• [Your task] Count the lines containing "района" in the entries underneath, and state that count without anything else.

### Raw records ###

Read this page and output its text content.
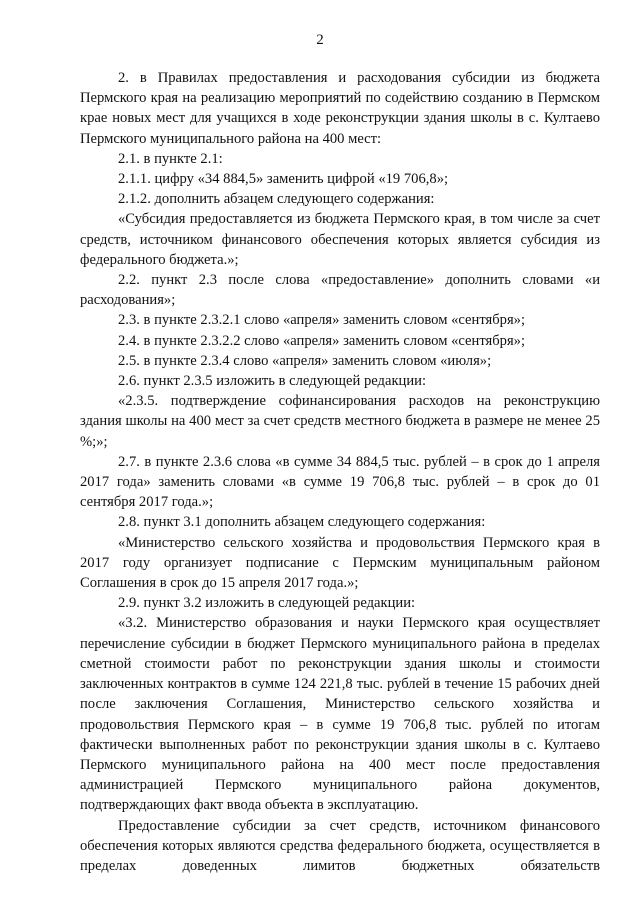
2

2. в Правилах предоставления и расходования субсидии из бюджета Пермского края на реализацию мероприятий по содействию созданию в Пермском крае новых мест для учащихся в ходе реконструкции здания школы в с. Култаево Пермского муниципального района на 400 мест:

2.1. в пункте 2.1:

2.1.1. цифру «34 884,5» заменить цифрой «19 706,8»;

2.1.2. дополнить абзацем следующего содержания:

«Субсидия предоставляется из бюджета Пермского края, в том числе за счет средств, источником финансового обеспечения которых является субсидия из федерального бюджета.»;

2.2. пункт 2.3 после слова «предоставление» дополнить словами «и расходования»;

2.3. в пункте 2.3.2.1 слово «апреля» заменить словом «сентября»;

2.4. в пункте 2.3.2.2 слово «апреля» заменить словом «сентября»;

2.5. в пункте 2.3.4 слово «апреля» заменить словом «июля»;

2.6. пункт 2.3.5 изложить в следующей редакции:

«2.3.5. подтверждение софинансирования расходов на реконструкцию здания школы на 400 мест за счет средств местного бюджета в размере не менее 25 %;»;

2.7. в пункте 2.3.6 слова «в сумме 34 884,5 тыс. рублей – в срок до 1 апреля 2017 года» заменить словами «в сумме 19 706,8 тыс. рублей – в срок до 01 сентября 2017 года.»;

2.8. пункт 3.1 дополнить абзацем следующего содержания:

«Министерство сельского хозяйства и продовольствия Пермского края в 2017 году организует подписание с Пермским муниципальным районом Соглашения в срок до 15 апреля 2017 года.»;

2.9. пункт 3.2 изложить в следующей редакции:

«3.2. Министерство образования и науки Пермского края осуществляет перечисление субсидии в бюджет Пермского муниципального района в пределах сметной стоимости работ по реконструкции здания школы и стоимости заключенных контрактов в сумме 124 221,8 тыс. рублей в течение 15 рабочих дней после заключения Соглашения, Министерство сельского хозяйства и продовольствия Пермского края – в сумме 19 706,8 тыс. рублей по итогам фактически выполненных работ по реконструкции здания школы в с. Култаево Пермского муниципального района на 400 мест после предоставления администрацией Пермского муниципального района документов, подтверждающих факт ввода объекта в эксплуатацию.

Предоставление субсидии за счет средств, источником финансового обеспечения которых являются средства федерального бюджета, осуществляется в пределах доведенных лимитов бюджетных обязательств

###

• [The completed task] 2